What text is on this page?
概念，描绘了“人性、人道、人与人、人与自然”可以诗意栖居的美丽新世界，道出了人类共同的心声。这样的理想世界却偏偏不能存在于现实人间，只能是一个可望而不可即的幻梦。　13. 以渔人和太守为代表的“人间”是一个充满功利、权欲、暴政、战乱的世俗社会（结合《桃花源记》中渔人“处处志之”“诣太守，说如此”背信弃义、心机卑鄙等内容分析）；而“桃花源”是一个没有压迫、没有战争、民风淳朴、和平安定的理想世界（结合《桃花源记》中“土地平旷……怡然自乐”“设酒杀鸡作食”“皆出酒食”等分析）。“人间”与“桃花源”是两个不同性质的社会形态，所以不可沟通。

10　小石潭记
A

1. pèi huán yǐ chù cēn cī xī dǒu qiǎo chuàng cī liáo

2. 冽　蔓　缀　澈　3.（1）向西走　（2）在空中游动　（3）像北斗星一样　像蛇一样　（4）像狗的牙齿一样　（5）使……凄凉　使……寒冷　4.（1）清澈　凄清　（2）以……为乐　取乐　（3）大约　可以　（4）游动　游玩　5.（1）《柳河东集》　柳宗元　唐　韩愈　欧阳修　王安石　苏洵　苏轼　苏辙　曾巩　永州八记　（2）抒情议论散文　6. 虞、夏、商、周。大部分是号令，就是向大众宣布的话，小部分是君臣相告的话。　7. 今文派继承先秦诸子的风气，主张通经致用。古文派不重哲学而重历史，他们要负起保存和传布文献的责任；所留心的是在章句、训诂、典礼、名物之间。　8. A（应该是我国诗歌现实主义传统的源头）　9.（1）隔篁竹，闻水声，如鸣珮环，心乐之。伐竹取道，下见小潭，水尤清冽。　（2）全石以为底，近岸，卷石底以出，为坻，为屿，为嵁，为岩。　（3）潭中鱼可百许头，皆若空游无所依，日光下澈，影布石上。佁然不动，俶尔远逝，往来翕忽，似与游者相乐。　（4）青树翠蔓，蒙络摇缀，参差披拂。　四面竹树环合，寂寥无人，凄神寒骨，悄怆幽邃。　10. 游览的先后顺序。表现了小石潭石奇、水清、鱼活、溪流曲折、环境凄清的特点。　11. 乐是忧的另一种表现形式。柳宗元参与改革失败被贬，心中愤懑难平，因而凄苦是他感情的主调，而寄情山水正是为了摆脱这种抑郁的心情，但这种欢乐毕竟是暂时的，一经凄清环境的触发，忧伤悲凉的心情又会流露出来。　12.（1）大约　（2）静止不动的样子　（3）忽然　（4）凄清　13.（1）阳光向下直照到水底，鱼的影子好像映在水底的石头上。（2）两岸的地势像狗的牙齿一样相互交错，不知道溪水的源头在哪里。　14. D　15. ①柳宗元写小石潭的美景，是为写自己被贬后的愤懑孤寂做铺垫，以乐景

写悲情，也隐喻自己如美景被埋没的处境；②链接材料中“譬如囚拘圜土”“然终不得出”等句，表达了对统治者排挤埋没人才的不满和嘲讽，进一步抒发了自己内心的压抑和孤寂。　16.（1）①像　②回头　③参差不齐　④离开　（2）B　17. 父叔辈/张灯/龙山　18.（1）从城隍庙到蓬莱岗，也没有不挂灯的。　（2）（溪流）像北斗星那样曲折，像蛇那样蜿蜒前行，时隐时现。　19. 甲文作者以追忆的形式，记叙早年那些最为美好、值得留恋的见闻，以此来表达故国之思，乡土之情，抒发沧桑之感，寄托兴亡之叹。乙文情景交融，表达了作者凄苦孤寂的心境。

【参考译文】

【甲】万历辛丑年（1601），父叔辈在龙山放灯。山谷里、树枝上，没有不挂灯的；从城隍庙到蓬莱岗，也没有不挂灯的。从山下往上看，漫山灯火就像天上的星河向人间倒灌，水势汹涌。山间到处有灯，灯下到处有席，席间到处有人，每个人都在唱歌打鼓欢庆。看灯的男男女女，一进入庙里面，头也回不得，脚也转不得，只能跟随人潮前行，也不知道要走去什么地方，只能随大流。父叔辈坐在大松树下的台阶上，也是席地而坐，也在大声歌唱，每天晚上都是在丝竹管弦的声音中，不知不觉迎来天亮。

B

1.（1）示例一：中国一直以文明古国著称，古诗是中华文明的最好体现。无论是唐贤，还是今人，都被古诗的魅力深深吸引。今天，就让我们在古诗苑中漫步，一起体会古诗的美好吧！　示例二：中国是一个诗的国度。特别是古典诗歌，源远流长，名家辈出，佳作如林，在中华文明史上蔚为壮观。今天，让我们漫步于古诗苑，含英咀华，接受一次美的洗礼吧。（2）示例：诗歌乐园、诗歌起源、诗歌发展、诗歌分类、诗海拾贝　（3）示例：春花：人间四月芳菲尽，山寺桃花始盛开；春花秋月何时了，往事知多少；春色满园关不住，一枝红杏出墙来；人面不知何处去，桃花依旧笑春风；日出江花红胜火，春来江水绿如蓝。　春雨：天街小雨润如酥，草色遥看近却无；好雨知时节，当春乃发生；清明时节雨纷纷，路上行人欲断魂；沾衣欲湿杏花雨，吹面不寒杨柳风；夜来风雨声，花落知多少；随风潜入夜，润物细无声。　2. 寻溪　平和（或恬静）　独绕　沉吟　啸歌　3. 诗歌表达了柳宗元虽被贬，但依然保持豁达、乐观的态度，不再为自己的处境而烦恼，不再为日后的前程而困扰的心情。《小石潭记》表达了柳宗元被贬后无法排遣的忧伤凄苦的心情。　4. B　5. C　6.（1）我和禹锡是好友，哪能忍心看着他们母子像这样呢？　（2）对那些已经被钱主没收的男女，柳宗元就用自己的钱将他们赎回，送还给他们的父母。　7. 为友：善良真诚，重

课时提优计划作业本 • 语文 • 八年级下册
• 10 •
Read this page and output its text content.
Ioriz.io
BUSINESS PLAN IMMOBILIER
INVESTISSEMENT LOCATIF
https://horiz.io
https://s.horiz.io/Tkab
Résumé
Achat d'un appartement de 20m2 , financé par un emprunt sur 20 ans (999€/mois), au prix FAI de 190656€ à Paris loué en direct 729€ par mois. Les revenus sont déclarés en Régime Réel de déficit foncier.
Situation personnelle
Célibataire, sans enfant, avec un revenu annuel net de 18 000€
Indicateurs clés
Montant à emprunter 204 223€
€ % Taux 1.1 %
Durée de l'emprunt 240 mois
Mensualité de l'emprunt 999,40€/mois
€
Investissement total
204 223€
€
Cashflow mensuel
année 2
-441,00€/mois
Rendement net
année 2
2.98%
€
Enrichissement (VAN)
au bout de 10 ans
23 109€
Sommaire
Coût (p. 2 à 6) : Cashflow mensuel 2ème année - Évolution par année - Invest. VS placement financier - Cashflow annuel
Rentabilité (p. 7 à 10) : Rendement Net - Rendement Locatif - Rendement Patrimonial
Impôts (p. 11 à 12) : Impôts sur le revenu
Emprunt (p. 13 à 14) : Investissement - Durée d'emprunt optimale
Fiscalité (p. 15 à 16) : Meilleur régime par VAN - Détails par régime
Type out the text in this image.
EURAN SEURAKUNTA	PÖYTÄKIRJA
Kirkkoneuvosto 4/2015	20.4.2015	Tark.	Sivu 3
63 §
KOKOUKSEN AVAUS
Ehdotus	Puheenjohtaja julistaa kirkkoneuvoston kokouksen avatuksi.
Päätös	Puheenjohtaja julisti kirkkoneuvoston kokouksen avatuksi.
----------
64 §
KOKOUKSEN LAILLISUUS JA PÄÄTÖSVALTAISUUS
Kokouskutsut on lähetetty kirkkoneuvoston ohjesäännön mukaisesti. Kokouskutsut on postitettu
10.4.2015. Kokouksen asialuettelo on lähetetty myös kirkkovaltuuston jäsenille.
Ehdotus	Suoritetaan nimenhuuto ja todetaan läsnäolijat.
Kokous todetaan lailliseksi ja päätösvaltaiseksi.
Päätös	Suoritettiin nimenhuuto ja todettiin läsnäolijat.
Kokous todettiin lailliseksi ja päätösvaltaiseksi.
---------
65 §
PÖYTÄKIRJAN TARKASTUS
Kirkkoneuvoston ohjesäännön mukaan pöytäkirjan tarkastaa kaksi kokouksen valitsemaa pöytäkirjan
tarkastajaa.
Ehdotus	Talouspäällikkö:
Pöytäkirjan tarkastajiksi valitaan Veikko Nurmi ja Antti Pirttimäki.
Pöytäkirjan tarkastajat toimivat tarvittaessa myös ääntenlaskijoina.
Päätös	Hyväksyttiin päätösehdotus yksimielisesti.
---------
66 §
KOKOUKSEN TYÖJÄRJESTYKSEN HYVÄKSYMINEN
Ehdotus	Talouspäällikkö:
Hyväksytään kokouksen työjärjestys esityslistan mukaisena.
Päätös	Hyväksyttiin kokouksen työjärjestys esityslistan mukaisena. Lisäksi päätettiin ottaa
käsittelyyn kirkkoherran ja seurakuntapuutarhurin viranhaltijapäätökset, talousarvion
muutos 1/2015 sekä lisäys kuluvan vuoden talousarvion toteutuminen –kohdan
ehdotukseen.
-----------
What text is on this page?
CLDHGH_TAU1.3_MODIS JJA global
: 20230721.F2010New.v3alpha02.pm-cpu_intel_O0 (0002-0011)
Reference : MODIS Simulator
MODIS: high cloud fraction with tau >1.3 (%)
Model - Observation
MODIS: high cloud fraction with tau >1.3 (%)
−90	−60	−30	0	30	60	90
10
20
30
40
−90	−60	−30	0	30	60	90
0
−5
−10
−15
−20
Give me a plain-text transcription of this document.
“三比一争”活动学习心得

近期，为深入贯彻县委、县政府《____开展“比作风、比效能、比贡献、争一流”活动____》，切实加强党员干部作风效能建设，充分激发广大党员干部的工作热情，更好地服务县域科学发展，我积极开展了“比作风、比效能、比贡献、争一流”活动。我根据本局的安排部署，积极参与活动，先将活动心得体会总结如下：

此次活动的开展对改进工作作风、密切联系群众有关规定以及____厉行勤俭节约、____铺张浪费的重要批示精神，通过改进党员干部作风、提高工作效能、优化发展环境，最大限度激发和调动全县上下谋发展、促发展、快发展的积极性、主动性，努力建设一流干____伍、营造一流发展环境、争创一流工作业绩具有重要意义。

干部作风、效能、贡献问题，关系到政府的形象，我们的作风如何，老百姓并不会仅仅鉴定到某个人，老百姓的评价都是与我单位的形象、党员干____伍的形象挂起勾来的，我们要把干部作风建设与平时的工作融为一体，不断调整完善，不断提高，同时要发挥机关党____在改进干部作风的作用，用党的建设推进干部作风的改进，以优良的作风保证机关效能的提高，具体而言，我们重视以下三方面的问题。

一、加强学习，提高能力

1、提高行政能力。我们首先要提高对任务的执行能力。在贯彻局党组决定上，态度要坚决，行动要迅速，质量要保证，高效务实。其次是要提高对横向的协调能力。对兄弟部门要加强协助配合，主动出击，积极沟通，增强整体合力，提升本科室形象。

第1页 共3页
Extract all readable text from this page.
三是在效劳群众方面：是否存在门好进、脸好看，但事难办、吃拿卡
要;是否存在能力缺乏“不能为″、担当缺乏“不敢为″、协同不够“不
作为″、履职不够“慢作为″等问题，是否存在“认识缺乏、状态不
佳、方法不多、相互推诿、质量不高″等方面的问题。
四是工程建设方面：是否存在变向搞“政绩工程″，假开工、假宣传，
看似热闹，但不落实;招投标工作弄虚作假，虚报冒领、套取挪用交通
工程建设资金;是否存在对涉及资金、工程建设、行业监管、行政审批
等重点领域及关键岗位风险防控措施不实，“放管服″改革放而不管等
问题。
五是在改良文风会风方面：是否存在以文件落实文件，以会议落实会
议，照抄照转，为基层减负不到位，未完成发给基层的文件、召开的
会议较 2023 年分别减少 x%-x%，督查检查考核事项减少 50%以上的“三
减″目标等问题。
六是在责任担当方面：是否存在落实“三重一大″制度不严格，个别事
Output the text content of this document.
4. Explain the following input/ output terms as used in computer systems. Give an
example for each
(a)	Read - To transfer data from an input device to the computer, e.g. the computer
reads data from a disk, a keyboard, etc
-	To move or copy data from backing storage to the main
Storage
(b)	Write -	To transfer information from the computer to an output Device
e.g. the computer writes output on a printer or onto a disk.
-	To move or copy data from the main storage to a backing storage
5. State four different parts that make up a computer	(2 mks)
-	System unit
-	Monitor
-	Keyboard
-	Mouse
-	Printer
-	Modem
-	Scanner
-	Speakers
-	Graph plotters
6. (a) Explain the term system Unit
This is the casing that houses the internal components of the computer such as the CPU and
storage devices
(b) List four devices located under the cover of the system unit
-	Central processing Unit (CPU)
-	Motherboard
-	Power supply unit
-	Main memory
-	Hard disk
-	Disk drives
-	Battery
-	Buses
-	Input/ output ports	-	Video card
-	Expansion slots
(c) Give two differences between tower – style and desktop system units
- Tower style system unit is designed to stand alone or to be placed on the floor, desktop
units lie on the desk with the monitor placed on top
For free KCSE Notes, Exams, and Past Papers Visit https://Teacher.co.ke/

========================

--- Directions for this task ---
Check each line of the entries for the string "data". Copy the lines that have it.

--- Result of the task ---
(a)	Read - To transfer data from an input device to the computer, e.g. the computer
reads data from a disk, a keyboard, etc
-	To move or copy data from backing storage to the main
-	To move or copy data from the main storage to a backing storage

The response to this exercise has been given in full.